**Data extracted from a collection**
━━━━━━━━

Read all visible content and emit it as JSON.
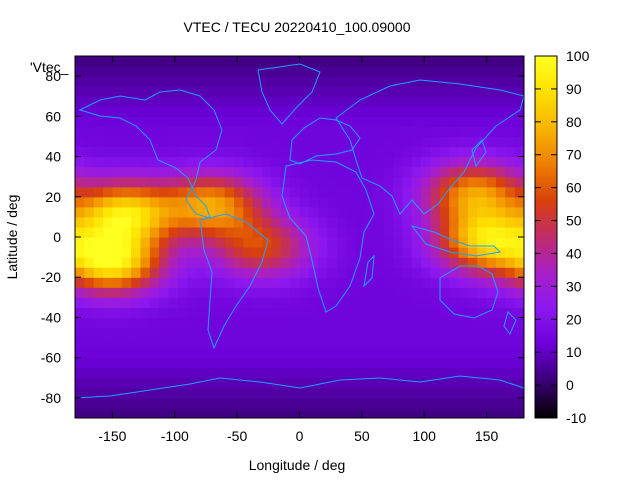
{
  "chart_data": {
    "type": "heatmap",
    "title": "VTEC / TECU 20220410_100.09000",
    "xlabel": "Longitude / deg",
    "ylabel": "Latitude / deg",
    "overlay_key": "'Vtec_",
    "xlim": [
      -180,
      180
    ],
    "ylim": [
      -90,
      90
    ],
    "x_ticks": [
      "-150",
      "-100",
      "-50",
      "0",
      "50",
      "100",
      "150"
    ],
    "y_ticks": [
      "-80",
      "-60",
      "-40",
      "-20",
      "0",
      "20",
      "40",
      "60",
      "80"
    ],
    "colorbar": {
      "min": -10,
      "max": 100,
      "ticks": [
        "100",
        "90",
        "80",
        "70",
        "60",
        "50",
        "40",
        "30",
        "20",
        "10",
        "0",
        "-10"
      ],
      "palette": [
        "#000000",
        "#3a0073",
        "#6a00d8",
        "#8c17f0",
        "#a81fc8",
        "#c02c6c",
        "#d8400b",
        "#ee7f00",
        "#f8b400",
        "#fde000",
        "#ffff20"
      ]
    },
    "grid": false,
    "legend": "none",
    "coastline_color": "#1ea0ff",
    "field_summary": {
      "background_tecu": 14,
      "polar_minimum_tecu": 2,
      "maxima": [
        {
          "lon": -150,
          "lat": -12,
          "tecu": 92
        },
        {
          "lon": -140,
          "lat": 12,
          "tecu": 86
        },
        {
          "lon": 150,
          "lat": -2,
          "tecu": 84
        },
        {
          "lon": 140,
          "lat": 22,
          "tecu": 70
        },
        {
          "lon": -70,
          "lat": 16,
          "tecu": 72
        },
        {
          "lon": -30,
          "lat": -5,
          "tecu": 55
        }
      ]
    }
  }
}
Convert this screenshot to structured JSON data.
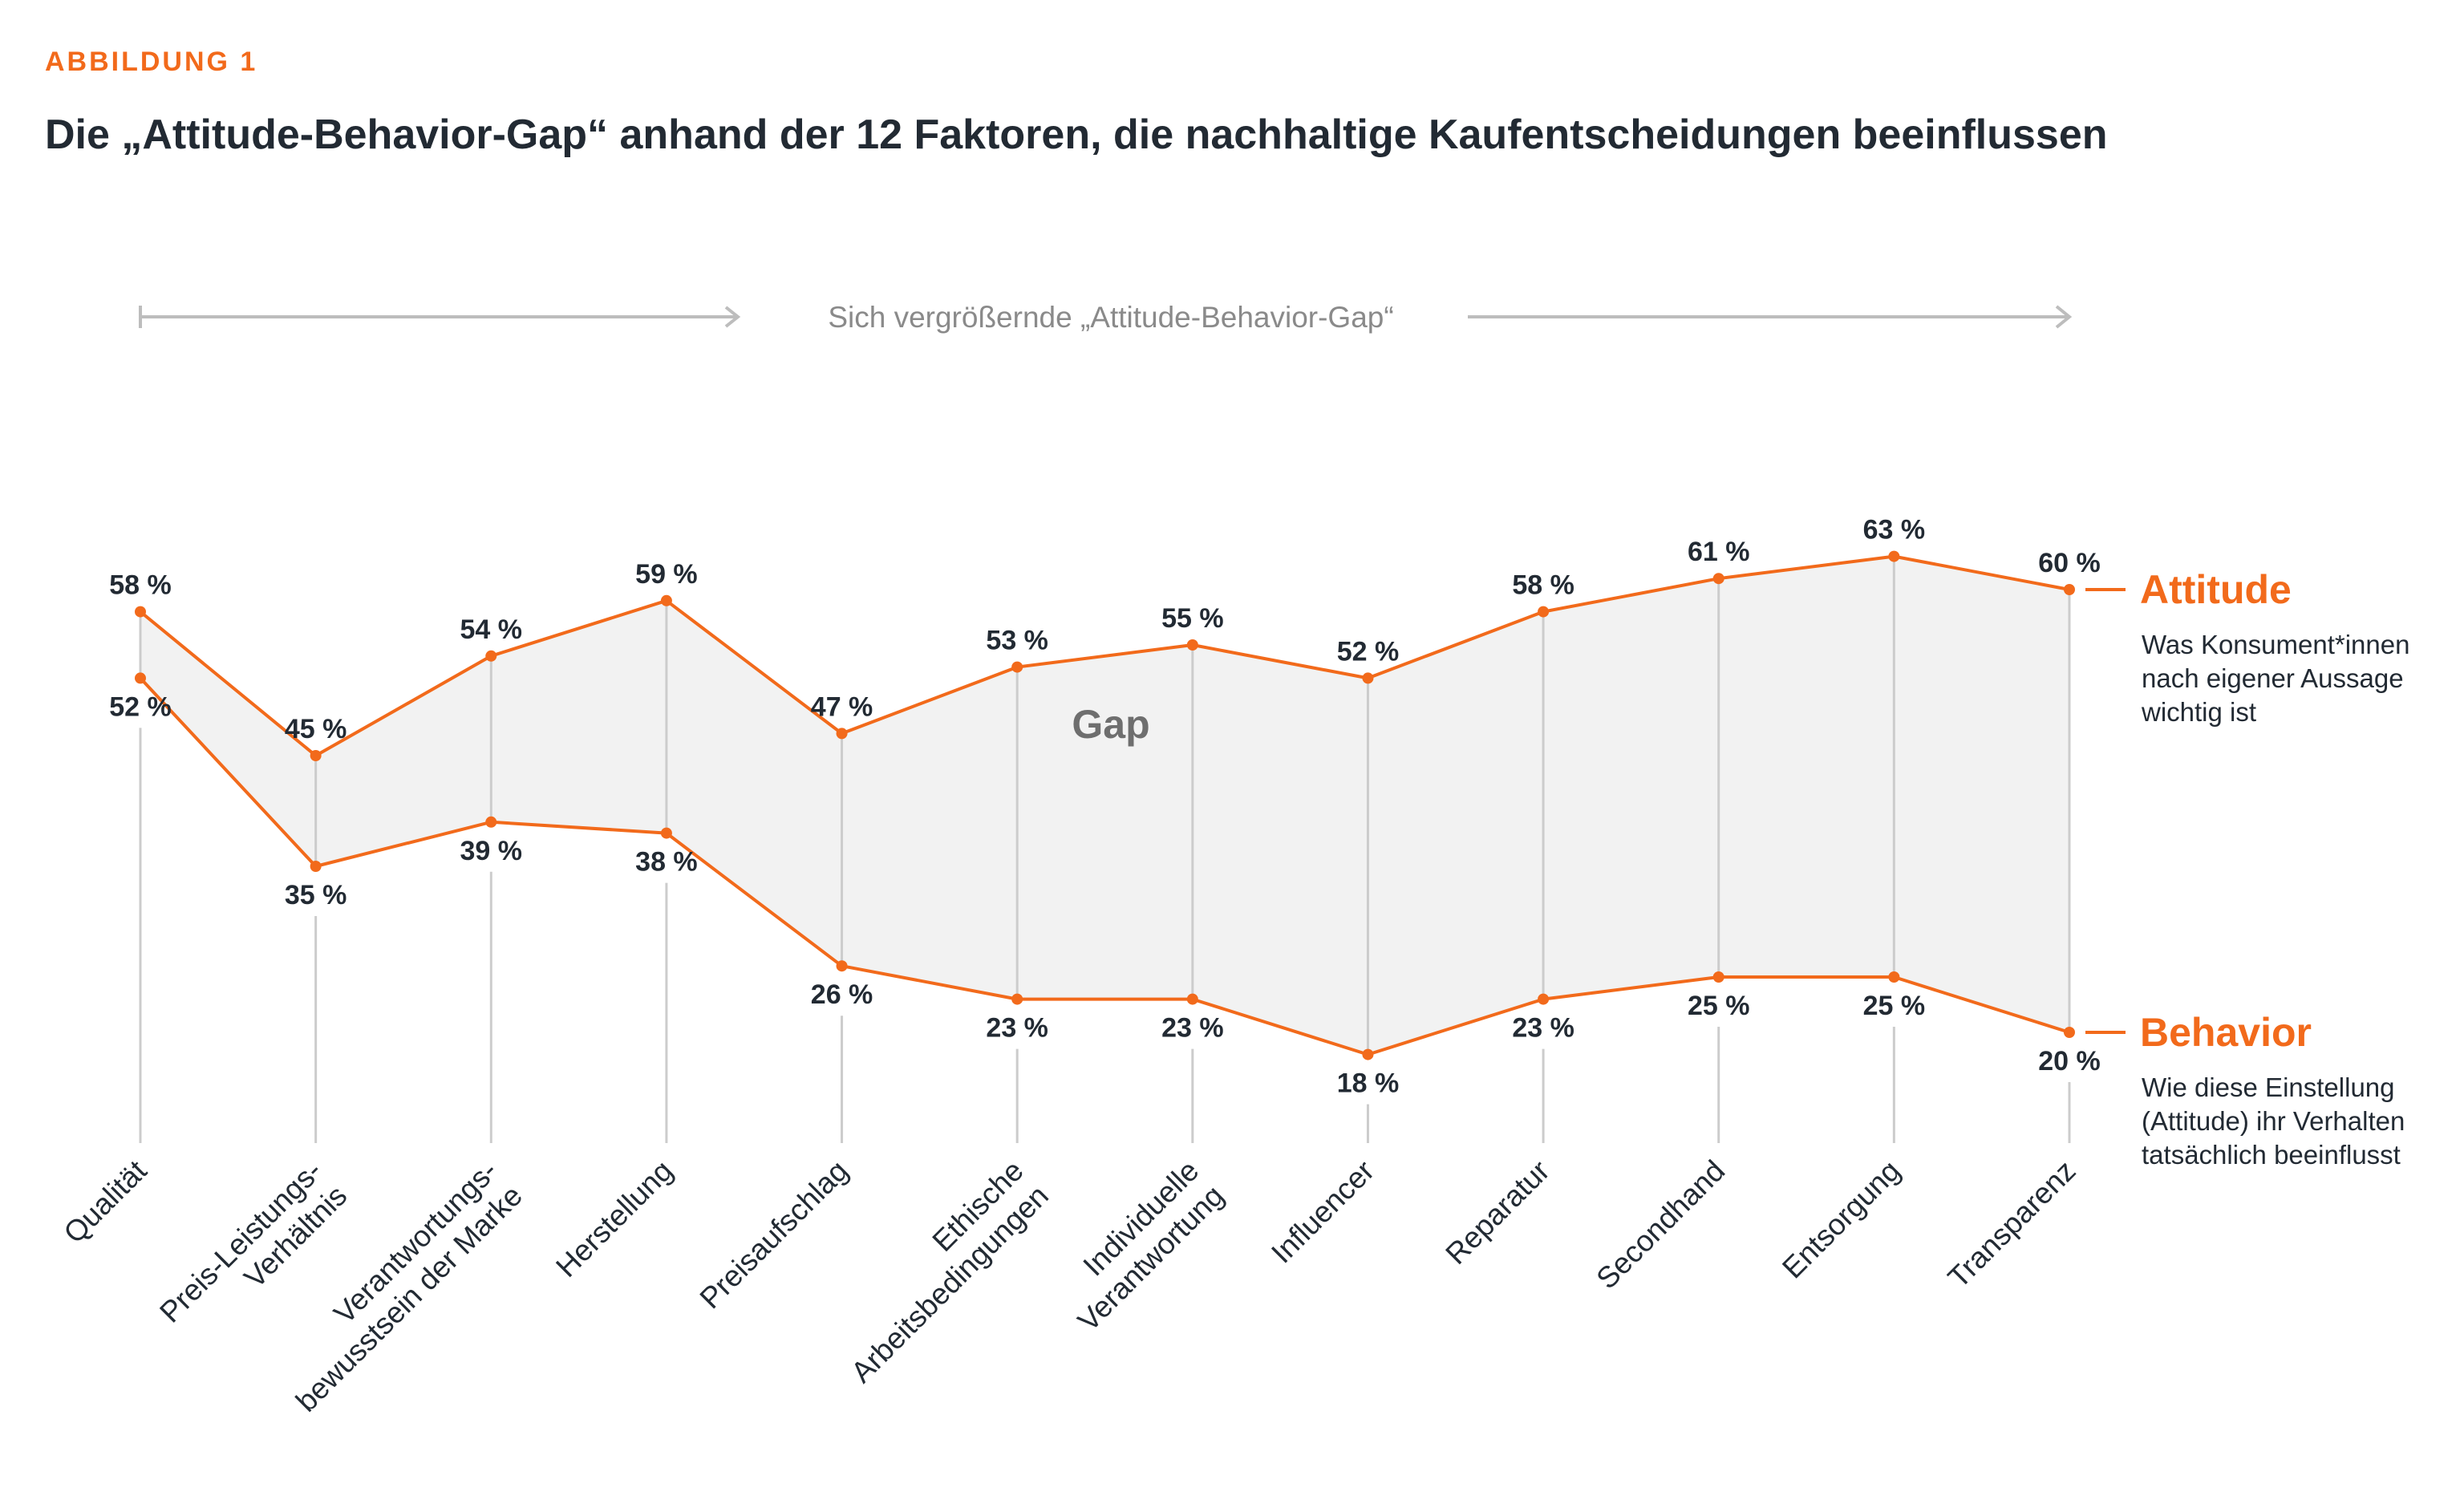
{
  "header": {
    "kicker": "ABBILDUNG 1",
    "title": "Die „Attitude-Behavior-Gap“ anhand der 12 Faktoren, die nachhaltige Kaufentscheidungen beeinflussen"
  },
  "annotation": {
    "arrow_label": "Sich vergrößernde „Attitude-Behavior-Gap“",
    "gap_label": "Gap"
  },
  "legend": {
    "attitude": {
      "title": "Attitude",
      "description": [
        "Was Konsument*innen",
        "nach eigener Aussage",
        "wichtig ist"
      ]
    },
    "behavior": {
      "title": "Behavior",
      "description": [
        "Wie diese Einstellung",
        "(Attitude) ihr Verhalten",
        "tatsächlich beeinflusst"
      ]
    }
  },
  "colors": {
    "accent": "#f26a1b",
    "text": "#222a33",
    "gap_fill": "#f2f2f2",
    "gridline": "#cccccc",
    "gap_label": "#6e6e6e"
  },
  "chart_data": {
    "type": "line",
    "categories": [
      [
        "Qualität"
      ],
      [
        "Preis-Leistungs-",
        "Verhältnis"
      ],
      [
        "Verantwortungs-",
        "bewusstsein der Marke"
      ],
      [
        "Herstellung"
      ],
      [
        "Preisaufschlag"
      ],
      [
        "Ethische",
        "Arbeitsbedingungen"
      ],
      [
        "Individuelle",
        "Verantwortung"
      ],
      [
        "Influencer"
      ],
      [
        "Reparatur"
      ],
      [
        "Secondhand"
      ],
      [
        "Entsorgung"
      ],
      [
        "Transparenz"
      ]
    ],
    "series": [
      {
        "name": "Attitude",
        "values": [
          58,
          45,
          54,
          59,
          47,
          53,
          55,
          52,
          58,
          61,
          63,
          60
        ],
        "labels": [
          "58 %",
          "45 %",
          "54 %",
          "59 %",
          "47 %",
          "53 %",
          "55 %",
          "52 %",
          "58 %",
          "61 %",
          "63 %",
          "60 %"
        ]
      },
      {
        "name": "Behavior",
        "values": [
          52,
          35,
          39,
          38,
          26,
          23,
          23,
          18,
          23,
          25,
          25,
          20
        ],
        "labels": [
          "52 %",
          "35 %",
          "39 %",
          "38 %",
          "26 %",
          "23 %",
          "23 %",
          "18 %",
          "23 %",
          "25 %",
          "25 %",
          "20 %"
        ]
      }
    ],
    "ylabel": "",
    "xlabel": "",
    "grid": true,
    "legend_position": "right"
  }
}
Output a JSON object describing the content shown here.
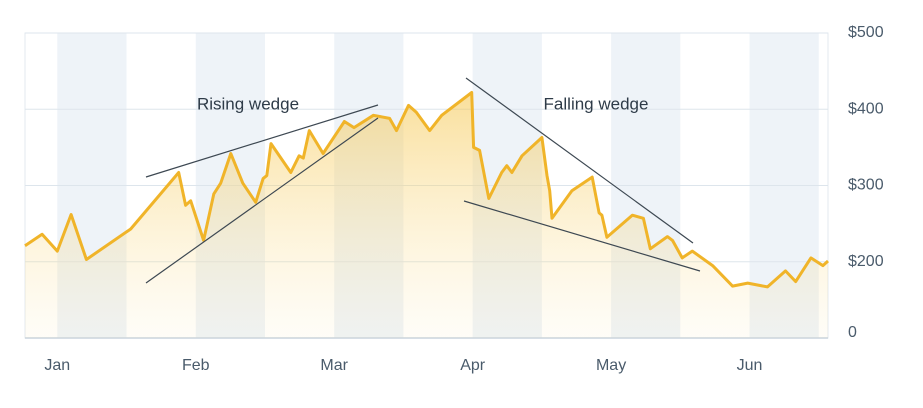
{
  "chart_data": {
    "type": "area",
    "color": "#f0b429",
    "xlim": [
      -7,
      167
    ],
    "xticks": [
      {
        "value": 0,
        "label": "Jan"
      },
      {
        "value": 30,
        "label": "Feb"
      },
      {
        "value": 60,
        "label": "Mar"
      },
      {
        "value": 90,
        "label": "Apr"
      },
      {
        "value": 120,
        "label": "May"
      },
      {
        "value": 150,
        "label": "Jun"
      }
    ],
    "ylim": [
      100,
      500
    ],
    "yticks": [
      {
        "value": 200,
        "label": "$200"
      },
      {
        "value": 300,
        "label": "$300"
      },
      {
        "value": 400,
        "label": "$400"
      },
      {
        "value": 500,
        "label": "$500"
      }
    ],
    "y_axis_bottom_label": "0",
    "grid": true,
    "annotations": [
      "Rising wedge",
      "Falling wedge"
    ],
    "x": [
      -7,
      -3.3,
      0,
      3,
      6.3,
      15.9,
      26.3,
      27.8,
      28.9,
      31.7,
      33.9,
      35.4,
      37.6,
      40.2,
      43,
      44.6,
      45.4,
      46.3,
      50.6,
      52.4,
      53.3,
      54.6,
      57.6,
      62.2,
      64.3,
      68.5,
      72,
      73.5,
      76.1,
      77.8,
      80.7,
      83.3,
      89.8,
      90.2,
      91.5,
      93.5,
      96.3,
      97.4,
      98.5,
      100.7,
      105,
      106.1,
      106.7,
      107.2,
      111.5,
      115.9,
      117.4,
      118,
      119.1,
      124.6,
      127,
      128.5,
      132.2,
      133.3,
      135.4,
      137.6,
      142,
      146.3,
      149.6,
      153.9,
      157.8,
      160,
      163.3,
      165.9,
      167
    ],
    "values": [
      221,
      236,
      214,
      262,
      203,
      243,
      317,
      274,
      280,
      228,
      289,
      303,
      342,
      303,
      278,
      309,
      313,
      355,
      317,
      339,
      336,
      372,
      342,
      384,
      376,
      392,
      388,
      372,
      405,
      396,
      372,
      392,
      422,
      350,
      346,
      283,
      317,
      326,
      317,
      339,
      363,
      313,
      293,
      257,
      293,
      311,
      264,
      261,
      232,
      261,
      257,
      217,
      233,
      228,
      205,
      214,
      195,
      168,
      172,
      167,
      188,
      174,
      205,
      195,
      201
    ]
  }
}
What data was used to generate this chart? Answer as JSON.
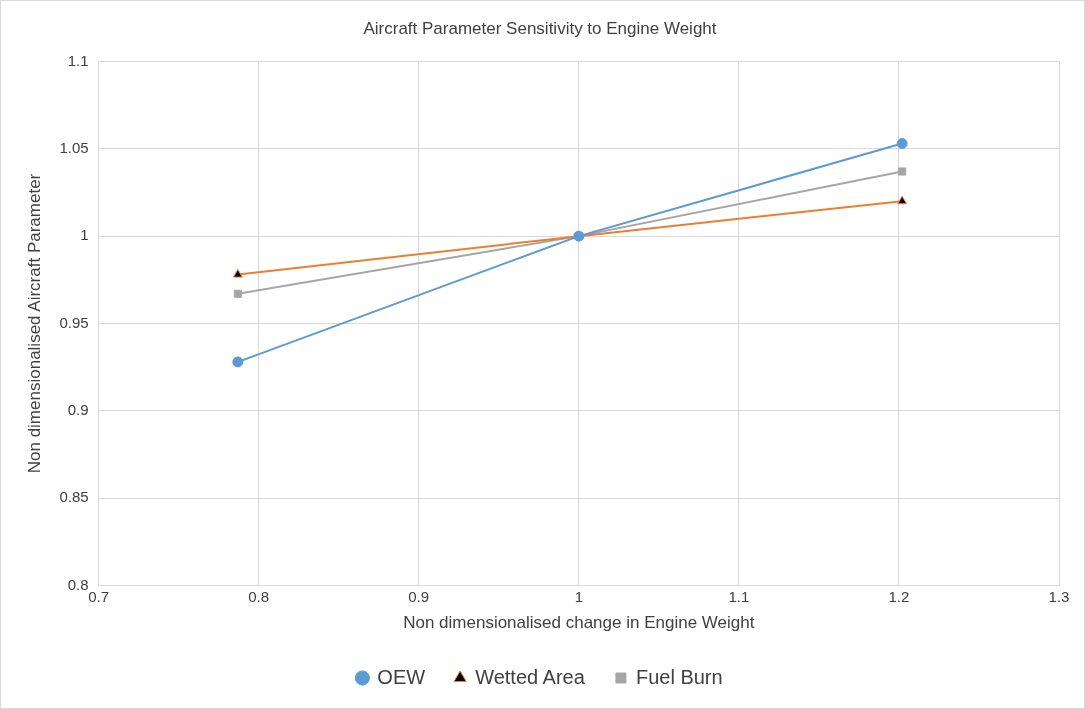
{
  "chart_data": {
    "type": "line",
    "title": "Aircraft Parameter Sensitivity to Engine Weight",
    "xlabel": "Non dimensionalised change in Engine Weight",
    "ylabel": "Non dimensionalised Aircraft Parameter",
    "x": [
      0.787,
      1,
      1.202
    ],
    "series": [
      {
        "name": "OEW",
        "color": "#5b9bd5",
        "marker": "circle",
        "values": [
          0.928,
          1,
          1.053
        ]
      },
      {
        "name": "Wetted Area",
        "color": "#ed7d31",
        "marker": "triangle",
        "values": [
          0.978,
          1,
          1.02
        ]
      },
      {
        "name": "Fuel Burn",
        "color": "#a5a5a5",
        "marker": "square",
        "values": [
          0.967,
          1,
          1.037
        ]
      }
    ],
    "xlim": [
      0.7,
      1.3
    ],
    "xticks": [
      0.7,
      0.8,
      0.9,
      1,
      1.1,
      1.2,
      1.3
    ],
    "ylim": [
      0.8,
      1.1
    ],
    "yticks": [
      0.8,
      0.85,
      0.9,
      0.95,
      1,
      1.05,
      1.1
    ],
    "grid": true,
    "legend": "bottom",
    "line_style": "solid"
  }
}
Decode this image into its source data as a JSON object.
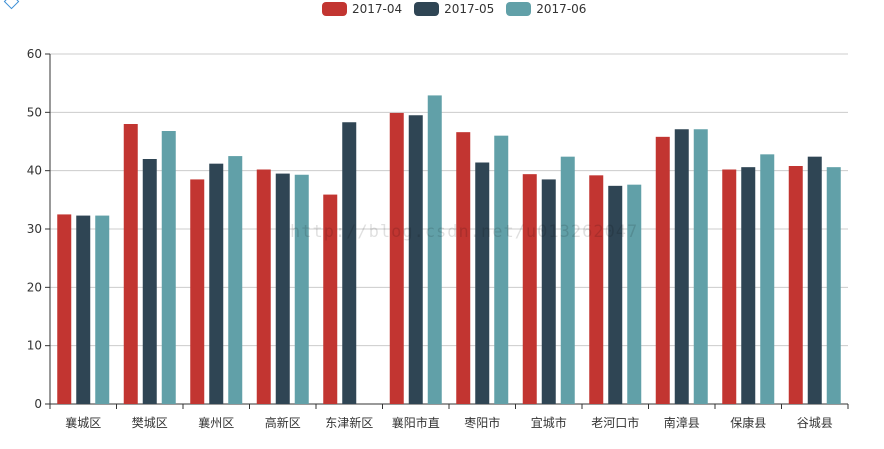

━━━━━━━━

**Work to complete**
Search the entries for the string "object" and collect each line that has it.

**Solved problem**
Output a JSON object describing the content shown here.
Decode this image into its source data as a JSON object.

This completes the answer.